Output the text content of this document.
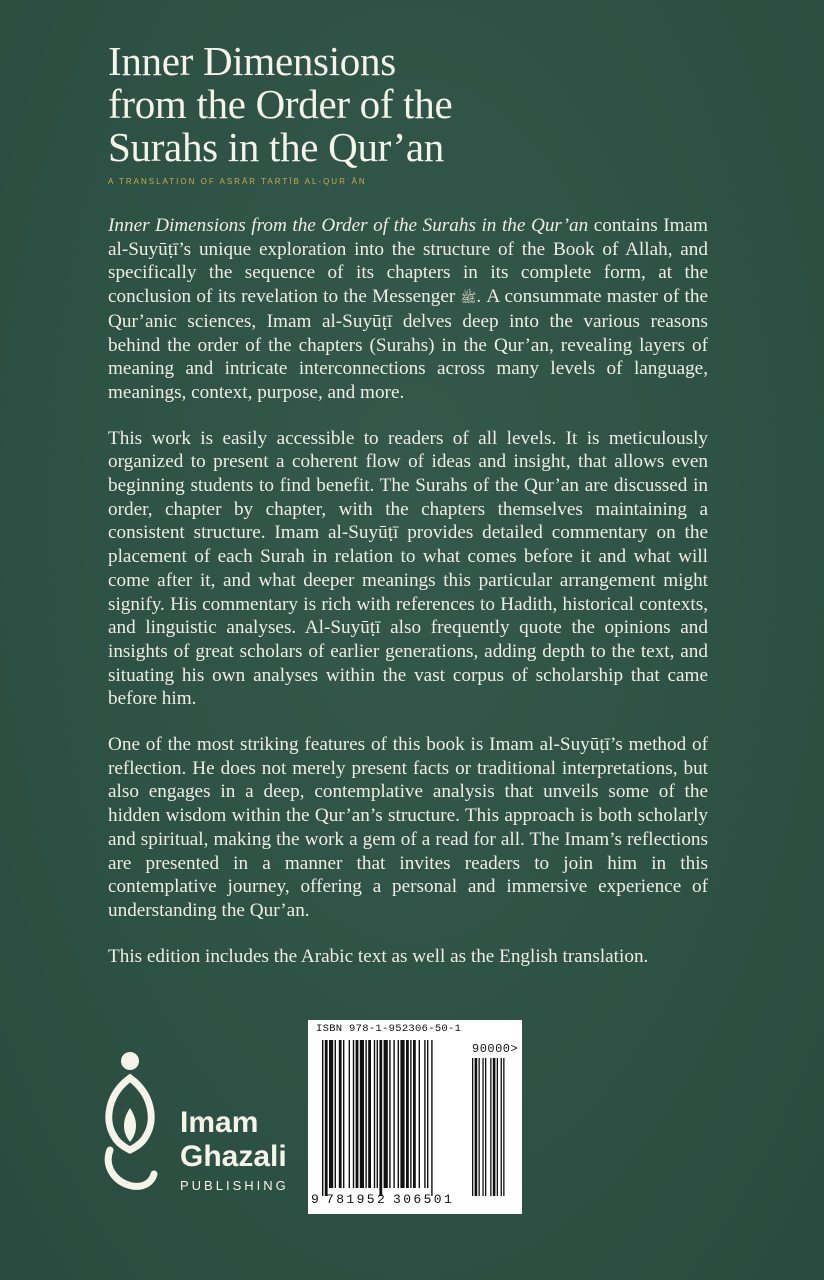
Inner Dimensions
from the Order of the
Surahs in the Qur’an
A TRANSLATION OF ASRĀR TARTĪB AL-QURʾĀN

Inner Dimensions from the Order of the Surahs in the Qur’an contains Imam al-Suyūṭī’s unique exploration into the structure of the Book of Allah, and specifically the sequence of its chapters in its complete form, at the conclusion of its revelation to the Messenger ﷺ. A consummate master of the Qur’anic sciences, Imam al-Suyūṭī delves deep into the various reasons behind the order of the chapters (Surahs) in the Qur’an, revealing layers of meaning and intricate interconnections across many levels of language, meanings, context, purpose, and more.

This work is easily accessible to readers of all levels. It is meticulously organized to present a coherent flow of ideas and insight, that allows even beginning students to find benefit. The Surahs of the Qur’an are discussed in order, chapter by chapter, with the chapters themselves maintaining a consistent structure. Imam al-Suyūṭī provides detailed commentary on the placement of each Surah in relation to what comes before it and what will come after it, and what deeper meanings this particular arrangement might signify. His commentary is rich with references to Hadith, historical contexts, and linguistic analyses. Al-Suyūṭī also frequently quote the opinions and insights of great scholars of earlier generations, adding depth to the text, and situating his own analyses within the vast corpus of scholarship that came before him.

One of the most striking features of this book is Imam al-Suyūṭī’s method of reflection. He does not merely present facts or traditional interpretations, but also engages in a deep, contemplative analysis that unveils some of the hidden wisdom within the Qur’an’s structure. This approach is both scholarly and spiritual, making the work a gem of a read for all. The Imam’s reflections are presented in a manner that invites readers to join him in this contemplative journey, offering a personal and immersive experience of understanding the Qur’an.

This edition includes the Arabic text as well as the English translation.

Imam
Ghazali
PUBLISHING
ISBN 978-1-952306-50-1
90000>
9 781952 306501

════════════════════

INSTRUCTIONS FOR THE TASK:
Give back every line exactly as it stands, pictures excluded.

TASK ANSWER:
Output the text content of this document.
Inner Dimensions
from the Order of the
Surahs in the Qur’an
A TRANSLATION OF ASRĀR TARTĪB AL-QURʾĀN

Inner Dimensions from the Order of the Surahs in the Qur’an contains Imam al-Suyūṭī’s unique exploration into the structure of the Book of Allah, and specifically the sequence of its chapters in its complete form, at the conclusion of its revelation to the Messenger ﷺ. A consummate master of the Qur’anic sciences, Imam al-Suyūṭī delves deep into the various reasons behind the order of the chapters (Surahs) in the Qur’an, revealing layers of meaning and intricate interconnections across many levels of language, meanings, context, purpose, and more.

This work is easily accessible to readers of all levels. It is meticulously organized to present a coherent flow of ideas and insight, that allows even beginning students to find benefit. The Surahs of the Qur’an are discussed in order, chapter by chapter, with the chapters themselves maintaining a consistent structure. Imam al-Suyūṭī provides detailed commentary on the placement of each Surah in relation to what comes before it and what will come after it, and what deeper meanings this particular arrangement might signify. His commentary is rich with references to Hadith, historical contexts, and linguistic analyses. Al-Suyūṭī also frequently quote the opinions and insights of great scholars of earlier generations, adding depth to the text, and situating his own analyses within the vast corpus of scholarship that came before him.

One of the most striking features of this book is Imam al-Suyūṭī’s method of reflection. He does not merely present facts or traditional interpretations, but also engages in a deep, contemplative analysis that unveils some of the hidden wisdom within the Qur’an’s structure. This approach is both scholarly and spiritual, making the work a gem of a read for all. The Imam’s reflections are presented in a manner that invites readers to join him in this contemplative journey, offering a personal and immersive experience of understanding the Qur’an.

This edition includes the Arabic text as well as the English translation.

Imam
Ghazali
PUBLISHING
ISBN 978-1-952306-50-1
90000>
9 781952 306501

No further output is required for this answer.